Task details: Each line containing the word "Phượng" must be collected.

Supplied records:
++++++

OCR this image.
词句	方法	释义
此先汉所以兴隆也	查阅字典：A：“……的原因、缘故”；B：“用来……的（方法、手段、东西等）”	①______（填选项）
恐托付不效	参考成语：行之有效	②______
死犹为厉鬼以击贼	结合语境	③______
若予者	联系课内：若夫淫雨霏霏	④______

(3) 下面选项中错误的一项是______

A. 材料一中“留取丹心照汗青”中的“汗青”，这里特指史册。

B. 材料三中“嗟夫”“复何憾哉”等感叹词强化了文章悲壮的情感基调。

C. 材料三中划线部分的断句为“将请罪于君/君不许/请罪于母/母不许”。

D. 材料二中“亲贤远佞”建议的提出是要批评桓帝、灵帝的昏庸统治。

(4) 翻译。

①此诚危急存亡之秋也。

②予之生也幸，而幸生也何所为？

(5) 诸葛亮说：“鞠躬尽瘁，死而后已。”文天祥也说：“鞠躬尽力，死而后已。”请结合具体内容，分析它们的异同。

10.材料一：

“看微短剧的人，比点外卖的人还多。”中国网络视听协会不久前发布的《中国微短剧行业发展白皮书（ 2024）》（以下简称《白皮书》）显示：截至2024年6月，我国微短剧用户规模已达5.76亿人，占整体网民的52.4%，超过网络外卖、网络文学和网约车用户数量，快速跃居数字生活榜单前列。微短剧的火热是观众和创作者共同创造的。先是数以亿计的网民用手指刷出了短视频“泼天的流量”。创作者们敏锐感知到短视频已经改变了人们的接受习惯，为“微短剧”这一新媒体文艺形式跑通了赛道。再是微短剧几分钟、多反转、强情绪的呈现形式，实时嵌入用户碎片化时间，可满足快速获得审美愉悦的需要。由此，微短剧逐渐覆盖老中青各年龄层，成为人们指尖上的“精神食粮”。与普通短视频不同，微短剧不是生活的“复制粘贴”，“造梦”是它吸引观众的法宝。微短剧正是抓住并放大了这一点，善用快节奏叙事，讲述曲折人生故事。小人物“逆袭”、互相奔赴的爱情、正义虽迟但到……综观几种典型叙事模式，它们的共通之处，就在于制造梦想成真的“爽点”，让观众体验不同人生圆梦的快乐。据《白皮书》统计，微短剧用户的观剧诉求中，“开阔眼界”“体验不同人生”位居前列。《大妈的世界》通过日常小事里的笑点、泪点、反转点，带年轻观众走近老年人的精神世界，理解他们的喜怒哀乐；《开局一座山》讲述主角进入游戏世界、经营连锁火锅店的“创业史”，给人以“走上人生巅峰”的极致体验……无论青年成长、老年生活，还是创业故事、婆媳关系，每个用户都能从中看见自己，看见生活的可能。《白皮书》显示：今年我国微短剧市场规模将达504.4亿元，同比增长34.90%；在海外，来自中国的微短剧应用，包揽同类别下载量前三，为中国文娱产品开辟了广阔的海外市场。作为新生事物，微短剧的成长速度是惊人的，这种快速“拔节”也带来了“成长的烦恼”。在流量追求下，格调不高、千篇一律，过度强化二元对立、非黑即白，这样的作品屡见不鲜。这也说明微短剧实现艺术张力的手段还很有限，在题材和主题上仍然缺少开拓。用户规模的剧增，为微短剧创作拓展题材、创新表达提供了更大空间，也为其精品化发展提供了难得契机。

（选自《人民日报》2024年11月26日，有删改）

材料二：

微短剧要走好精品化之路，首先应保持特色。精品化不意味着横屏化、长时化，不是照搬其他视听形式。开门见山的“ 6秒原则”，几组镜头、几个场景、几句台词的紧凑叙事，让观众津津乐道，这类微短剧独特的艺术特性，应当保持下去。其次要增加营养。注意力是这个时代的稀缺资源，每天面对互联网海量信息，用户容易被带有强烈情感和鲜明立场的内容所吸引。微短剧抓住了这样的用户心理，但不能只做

++++++

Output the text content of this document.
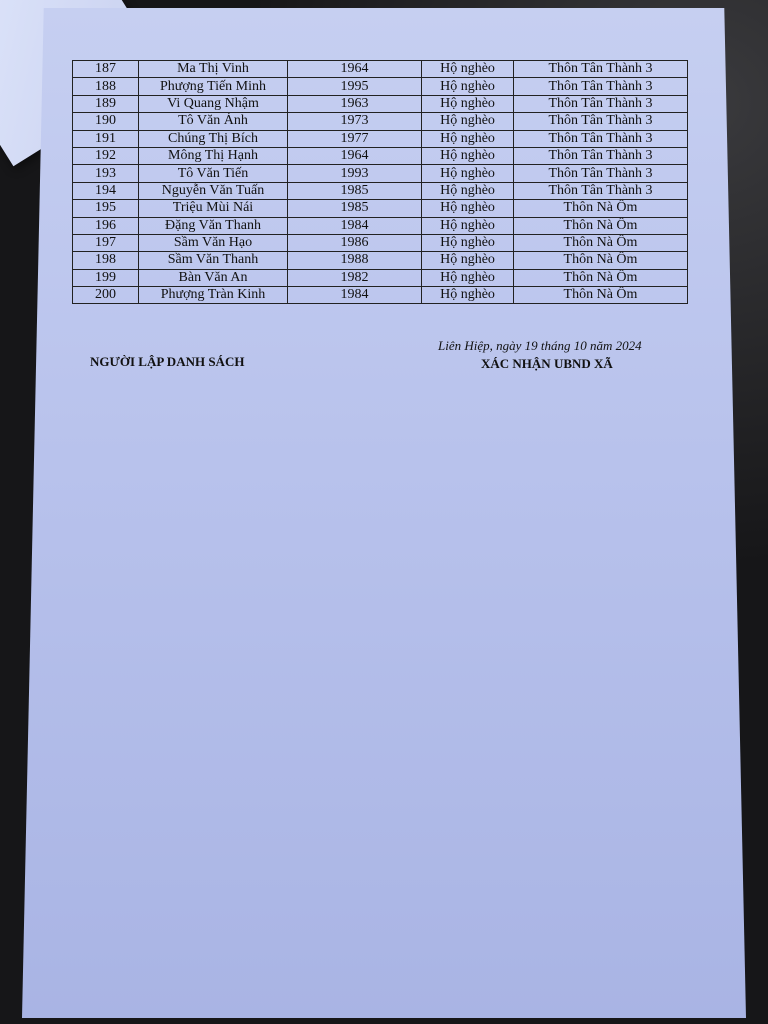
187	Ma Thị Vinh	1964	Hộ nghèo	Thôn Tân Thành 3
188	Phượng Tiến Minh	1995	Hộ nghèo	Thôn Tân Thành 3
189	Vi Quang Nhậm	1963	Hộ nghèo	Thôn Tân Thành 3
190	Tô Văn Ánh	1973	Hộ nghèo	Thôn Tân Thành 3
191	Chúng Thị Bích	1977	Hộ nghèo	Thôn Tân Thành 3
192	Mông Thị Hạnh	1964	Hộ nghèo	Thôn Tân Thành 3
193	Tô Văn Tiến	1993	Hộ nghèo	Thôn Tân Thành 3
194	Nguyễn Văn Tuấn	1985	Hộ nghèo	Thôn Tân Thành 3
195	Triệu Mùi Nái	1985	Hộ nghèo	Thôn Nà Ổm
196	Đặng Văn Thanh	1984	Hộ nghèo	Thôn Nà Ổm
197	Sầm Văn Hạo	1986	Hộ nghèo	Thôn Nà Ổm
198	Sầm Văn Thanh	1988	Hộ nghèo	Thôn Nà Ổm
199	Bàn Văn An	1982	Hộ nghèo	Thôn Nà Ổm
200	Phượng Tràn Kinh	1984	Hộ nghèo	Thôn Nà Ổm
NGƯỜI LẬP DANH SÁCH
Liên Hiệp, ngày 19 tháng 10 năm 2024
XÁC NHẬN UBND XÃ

++++++

Answer:
188	Phượng Tiến Minh	1995	Hộ nghèo	Thôn Tân Thành 3
200	Phượng Tràn Kinh	1984	Hộ nghèo	Thôn Nà Ổm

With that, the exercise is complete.